> [Material provided]
>> begin

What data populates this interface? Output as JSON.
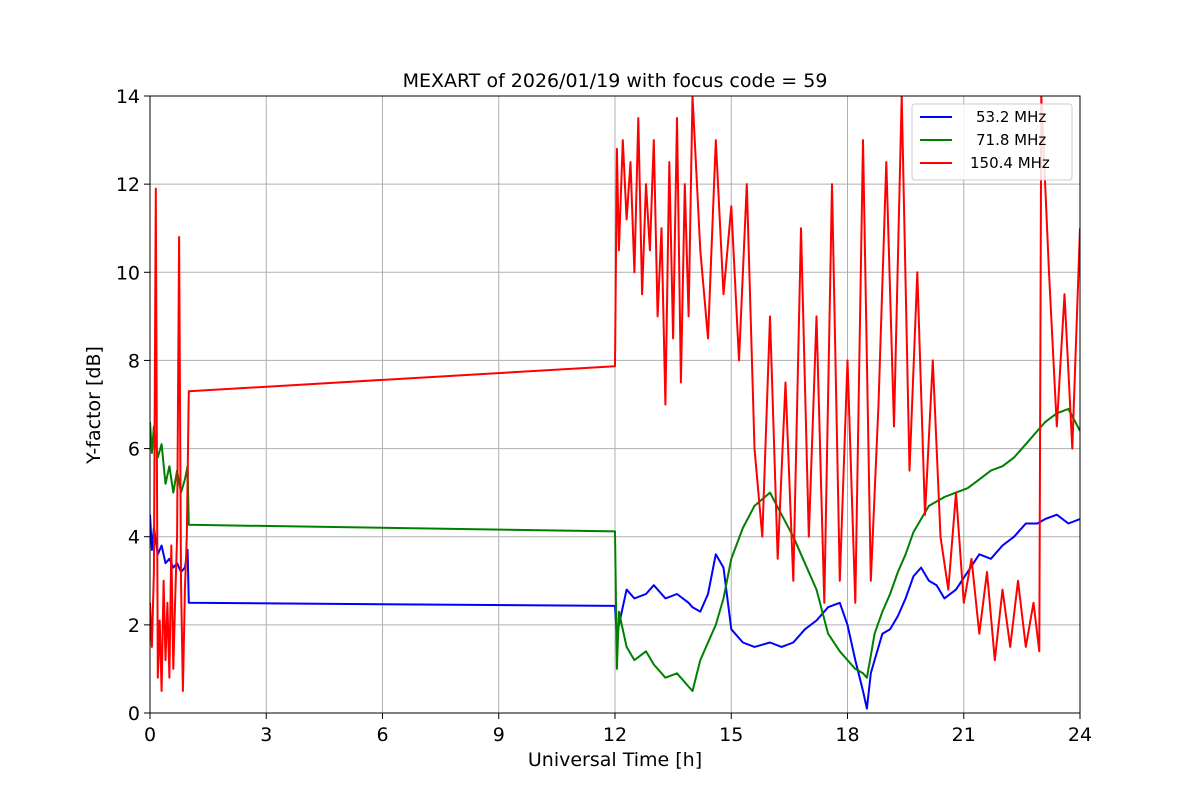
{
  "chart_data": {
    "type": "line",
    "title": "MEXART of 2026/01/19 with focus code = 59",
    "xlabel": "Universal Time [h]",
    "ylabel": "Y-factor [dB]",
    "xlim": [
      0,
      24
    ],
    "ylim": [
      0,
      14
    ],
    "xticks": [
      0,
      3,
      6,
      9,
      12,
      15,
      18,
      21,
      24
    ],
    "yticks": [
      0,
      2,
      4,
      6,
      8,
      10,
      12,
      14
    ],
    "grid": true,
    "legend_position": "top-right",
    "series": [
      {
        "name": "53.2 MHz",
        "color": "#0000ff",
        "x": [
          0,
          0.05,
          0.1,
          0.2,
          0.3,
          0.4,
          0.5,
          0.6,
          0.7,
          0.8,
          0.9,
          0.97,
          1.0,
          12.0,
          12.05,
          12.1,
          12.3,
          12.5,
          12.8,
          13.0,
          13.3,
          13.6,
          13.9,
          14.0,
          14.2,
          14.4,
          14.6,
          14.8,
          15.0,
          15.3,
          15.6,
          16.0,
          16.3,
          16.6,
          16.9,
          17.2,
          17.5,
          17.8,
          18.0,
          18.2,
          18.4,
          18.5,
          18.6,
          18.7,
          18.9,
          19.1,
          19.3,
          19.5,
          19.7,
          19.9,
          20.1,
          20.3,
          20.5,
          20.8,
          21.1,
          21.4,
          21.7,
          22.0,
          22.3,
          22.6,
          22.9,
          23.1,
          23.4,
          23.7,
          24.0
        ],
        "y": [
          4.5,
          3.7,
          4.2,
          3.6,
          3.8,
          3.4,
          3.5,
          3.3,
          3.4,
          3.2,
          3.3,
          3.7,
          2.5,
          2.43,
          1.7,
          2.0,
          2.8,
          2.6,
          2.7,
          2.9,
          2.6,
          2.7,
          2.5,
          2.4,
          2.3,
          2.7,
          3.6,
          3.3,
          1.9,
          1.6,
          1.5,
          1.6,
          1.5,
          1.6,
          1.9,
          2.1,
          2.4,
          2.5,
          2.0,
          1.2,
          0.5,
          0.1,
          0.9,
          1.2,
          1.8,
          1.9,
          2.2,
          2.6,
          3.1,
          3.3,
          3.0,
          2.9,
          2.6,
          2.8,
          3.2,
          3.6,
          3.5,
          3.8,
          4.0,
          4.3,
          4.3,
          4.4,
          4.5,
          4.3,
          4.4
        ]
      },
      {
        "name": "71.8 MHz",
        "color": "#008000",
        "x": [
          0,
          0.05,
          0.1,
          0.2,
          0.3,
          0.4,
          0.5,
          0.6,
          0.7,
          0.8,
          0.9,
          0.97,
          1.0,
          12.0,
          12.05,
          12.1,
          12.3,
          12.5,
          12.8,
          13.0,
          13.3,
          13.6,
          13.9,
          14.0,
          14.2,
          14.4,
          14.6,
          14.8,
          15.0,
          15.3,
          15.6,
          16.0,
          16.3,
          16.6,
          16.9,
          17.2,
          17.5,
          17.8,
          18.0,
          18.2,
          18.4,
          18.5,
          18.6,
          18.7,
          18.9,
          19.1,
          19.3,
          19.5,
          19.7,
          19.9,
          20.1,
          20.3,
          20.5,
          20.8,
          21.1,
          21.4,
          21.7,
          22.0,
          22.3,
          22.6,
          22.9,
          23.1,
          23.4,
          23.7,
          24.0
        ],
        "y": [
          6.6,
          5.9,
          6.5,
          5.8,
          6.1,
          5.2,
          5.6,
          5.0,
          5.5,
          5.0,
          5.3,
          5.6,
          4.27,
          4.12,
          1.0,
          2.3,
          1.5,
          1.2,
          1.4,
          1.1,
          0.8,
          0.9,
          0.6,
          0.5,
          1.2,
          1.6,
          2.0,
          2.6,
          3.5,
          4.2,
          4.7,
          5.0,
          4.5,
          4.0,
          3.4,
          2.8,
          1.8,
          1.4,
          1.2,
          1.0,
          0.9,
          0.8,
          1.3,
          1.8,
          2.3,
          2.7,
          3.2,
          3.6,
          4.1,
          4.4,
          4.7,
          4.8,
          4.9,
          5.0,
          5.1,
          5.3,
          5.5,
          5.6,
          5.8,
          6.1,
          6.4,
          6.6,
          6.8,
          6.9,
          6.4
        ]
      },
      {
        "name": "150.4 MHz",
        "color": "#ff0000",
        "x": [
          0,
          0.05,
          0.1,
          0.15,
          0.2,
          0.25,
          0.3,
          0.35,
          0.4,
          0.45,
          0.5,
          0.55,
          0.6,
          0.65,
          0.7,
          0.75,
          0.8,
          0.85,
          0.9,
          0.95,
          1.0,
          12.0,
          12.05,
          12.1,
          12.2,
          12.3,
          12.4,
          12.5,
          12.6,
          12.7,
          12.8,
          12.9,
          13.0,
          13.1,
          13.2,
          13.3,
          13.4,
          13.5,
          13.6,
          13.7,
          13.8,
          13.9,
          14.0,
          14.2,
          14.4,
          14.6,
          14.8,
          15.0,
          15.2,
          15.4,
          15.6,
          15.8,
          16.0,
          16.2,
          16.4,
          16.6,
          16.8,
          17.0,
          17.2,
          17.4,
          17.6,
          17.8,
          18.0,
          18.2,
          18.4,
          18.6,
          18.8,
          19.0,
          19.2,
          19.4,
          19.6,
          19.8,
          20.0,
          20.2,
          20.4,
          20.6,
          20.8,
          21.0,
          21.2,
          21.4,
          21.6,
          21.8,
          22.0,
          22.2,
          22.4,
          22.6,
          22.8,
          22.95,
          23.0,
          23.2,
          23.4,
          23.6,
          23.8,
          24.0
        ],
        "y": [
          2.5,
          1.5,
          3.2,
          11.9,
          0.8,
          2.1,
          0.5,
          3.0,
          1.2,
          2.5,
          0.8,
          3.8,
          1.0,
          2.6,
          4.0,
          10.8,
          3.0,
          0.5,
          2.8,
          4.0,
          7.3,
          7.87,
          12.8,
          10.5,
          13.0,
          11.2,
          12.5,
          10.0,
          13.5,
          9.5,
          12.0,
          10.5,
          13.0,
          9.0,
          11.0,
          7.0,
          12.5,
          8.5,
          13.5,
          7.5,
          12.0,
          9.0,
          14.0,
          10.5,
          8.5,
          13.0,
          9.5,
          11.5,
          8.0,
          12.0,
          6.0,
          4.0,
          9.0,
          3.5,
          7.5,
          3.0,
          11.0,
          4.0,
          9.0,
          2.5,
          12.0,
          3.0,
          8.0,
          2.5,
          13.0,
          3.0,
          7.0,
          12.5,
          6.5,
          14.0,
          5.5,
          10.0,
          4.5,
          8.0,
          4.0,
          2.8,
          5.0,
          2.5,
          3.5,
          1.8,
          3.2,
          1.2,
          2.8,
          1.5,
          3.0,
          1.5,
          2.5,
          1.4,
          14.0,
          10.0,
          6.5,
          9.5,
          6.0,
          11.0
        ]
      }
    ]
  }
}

>> end

> [Instruction]
Leave out every picture and copy the rest of the records exactly.

> [Exercise result]
What data populates this interface? Output as JSON.
{
  "chart_data": {
    "type": "line",
    "title": "MEXART of 2026/01/19 with focus code = 59",
    "xlabel": "Universal Time [h]",
    "ylabel": "Y-factor [dB]",
    "xlim": [
      0,
      24
    ],
    "ylim": [
      0,
      14
    ],
    "xticks": [
      0,
      3,
      6,
      9,
      12,
      15,
      18,
      21,
      24
    ],
    "yticks": [
      0,
      2,
      4,
      6,
      8,
      10,
      12,
      14
    ],
    "grid": true,
    "legend_position": "top-right",
    "series": [
      {
        "name": "53.2 MHz",
        "color": "#0000ff",
        "x": [
          0,
          0.05,
          0.1,
          0.2,
          0.3,
          0.4,
          0.5,
          0.6,
          0.7,
          0.8,
          0.9,
          0.97,
          1.0,
          12.0,
          12.05,
          12.1,
          12.3,
          12.5,
          12.8,
          13.0,
          13.3,
          13.6,
          13.9,
          14.0,
          14.2,
          14.4,
          14.6,
          14.8,
          15.0,
          15.3,
          15.6,
          16.0,
          16.3,
          16.6,
          16.9,
          17.2,
          17.5,
          17.8,
          18.0,
          18.2,
          18.4,
          18.5,
          18.6,
          18.7,
          18.9,
          19.1,
          19.3,
          19.5,
          19.7,
          19.9,
          20.1,
          20.3,
          20.5,
          20.8,
          21.1,
          21.4,
          21.7,
          22.0,
          22.3,
          22.6,
          22.9,
          23.1,
          23.4,
          23.7,
          24.0
        ],
        "y": [
          4.5,
          3.7,
          4.2,
          3.6,
          3.8,
          3.4,
          3.5,
          3.3,
          3.4,
          3.2,
          3.3,
          3.7,
          2.5,
          2.43,
          1.7,
          2.0,
          2.8,
          2.6,
          2.7,
          2.9,
          2.6,
          2.7,
          2.5,
          2.4,
          2.3,
          2.7,
          3.6,
          3.3,
          1.9,
          1.6,
          1.5,
          1.6,
          1.5,
          1.6,
          1.9,
          2.1,
          2.4,
          2.5,
          2.0,
          1.2,
          0.5,
          0.1,
          0.9,
          1.2,
          1.8,
          1.9,
          2.2,
          2.6,
          3.1,
          3.3,
          3.0,
          2.9,
          2.6,
          2.8,
          3.2,
          3.6,
          3.5,
          3.8,
          4.0,
          4.3,
          4.3,
          4.4,
          4.5,
          4.3,
          4.4
        ]
      },
      {
        "name": "71.8 MHz",
        "color": "#008000",
        "x": [
          0,
          0.05,
          0.1,
          0.2,
          0.3,
          0.4,
          0.5,
          0.6,
          0.7,
          0.8,
          0.9,
          0.97,
          1.0,
          12.0,
          12.05,
          12.1,
          12.3,
          12.5,
          12.8,
          13.0,
          13.3,
          13.6,
          13.9,
          14.0,
          14.2,
          14.4,
          14.6,
          14.8,
          15.0,
          15.3,
          15.6,
          16.0,
          16.3,
          16.6,
          16.9,
          17.2,
          17.5,
          17.8,
          18.0,
          18.2,
          18.4,
          18.5,
          18.6,
          18.7,
          18.9,
          19.1,
          19.3,
          19.5,
          19.7,
          19.9,
          20.1,
          20.3,
          20.5,
          20.8,
          21.1,
          21.4,
          21.7,
          22.0,
          22.3,
          22.6,
          22.9,
          23.1,
          23.4,
          23.7,
          24.0
        ],
        "y": [
          6.6,
          5.9,
          6.5,
          5.8,
          6.1,
          5.2,
          5.6,
          5.0,
          5.5,
          5.0,
          5.3,
          5.6,
          4.27,
          4.12,
          1.0,
          2.3,
          1.5,
          1.2,
          1.4,
          1.1,
          0.8,
          0.9,
          0.6,
          0.5,
          1.2,
          1.6,
          2.0,
          2.6,
          3.5,
          4.2,
          4.7,
          5.0,
          4.5,
          4.0,
          3.4,
          2.8,
          1.8,
          1.4,
          1.2,
          1.0,
          0.9,
          0.8,
          1.3,
          1.8,
          2.3,
          2.7,
          3.2,
          3.6,
          4.1,
          4.4,
          4.7,
          4.8,
          4.9,
          5.0,
          5.1,
          5.3,
          5.5,
          5.6,
          5.8,
          6.1,
          6.4,
          6.6,
          6.8,
          6.9,
          6.4
        ]
      },
      {
        "name": "150.4 MHz",
        "color": "#ff0000",
        "x": [
          0,
          0.05,
          0.1,
          0.15,
          0.2,
          0.25,
          0.3,
          0.35,
          0.4,
          0.45,
          0.5,
          0.55,
          0.6,
          0.65,
          0.7,
          0.75,
          0.8,
          0.85,
          0.9,
          0.95,
          1.0,
          12.0,
          12.05,
          12.1,
          12.2,
          12.3,
          12.4,
          12.5,
          12.6,
          12.7,
          12.8,
          12.9,
          13.0,
          13.1,
          13.2,
          13.3,
          13.4,
          13.5,
          13.6,
          13.7,
          13.8,
          13.9,
          14.0,
          14.2,
          14.4,
          14.6,
          14.8,
          15.0,
          15.2,
          15.4,
          15.6,
          15.8,
          16.0,
          16.2,
          16.4,
          16.6,
          16.8,
          17.0,
          17.2,
          17.4,
          17.6,
          17.8,
          18.0,
          18.2,
          18.4,
          18.6,
          18.8,
          19.0,
          19.2,
          19.4,
          19.6,
          19.8,
          20.0,
          20.2,
          20.4,
          20.6,
          20.8,
          21.0,
          21.2,
          21.4,
          21.6,
          21.8,
          22.0,
          22.2,
          22.4,
          22.6,
          22.8,
          22.95,
          23.0,
          23.2,
          23.4,
          23.6,
          23.8,
          24.0
        ],
        "y": [
          2.5,
          1.5,
          3.2,
          11.9,
          0.8,
          2.1,
          0.5,
          3.0,
          1.2,
          2.5,
          0.8,
          3.8,
          1.0,
          2.6,
          4.0,
          10.8,
          3.0,
          0.5,
          2.8,
          4.0,
          7.3,
          7.87,
          12.8,
          10.5,
          13.0,
          11.2,
          12.5,
          10.0,
          13.5,
          9.5,
          12.0,
          10.5,
          13.0,
          9.0,
          11.0,
          7.0,
          12.5,
          8.5,
          13.5,
          7.5,
          12.0,
          9.0,
          14.0,
          10.5,
          8.5,
          13.0,
          9.5,
          11.5,
          8.0,
          12.0,
          6.0,
          4.0,
          9.0,
          3.5,
          7.5,
          3.0,
          11.0,
          4.0,
          9.0,
          2.5,
          12.0,
          3.0,
          8.0,
          2.5,
          13.0,
          3.0,
          7.0,
          12.5,
          6.5,
          14.0,
          5.5,
          10.0,
          4.5,
          8.0,
          4.0,
          2.8,
          5.0,
          2.5,
          3.5,
          1.8,
          3.2,
          1.2,
          2.8,
          1.5,
          3.0,
          1.5,
          2.5,
          1.4,
          14.0,
          10.0,
          6.5,
          9.5,
          6.0,
          11.0
        ]
      }
    ]
  }
}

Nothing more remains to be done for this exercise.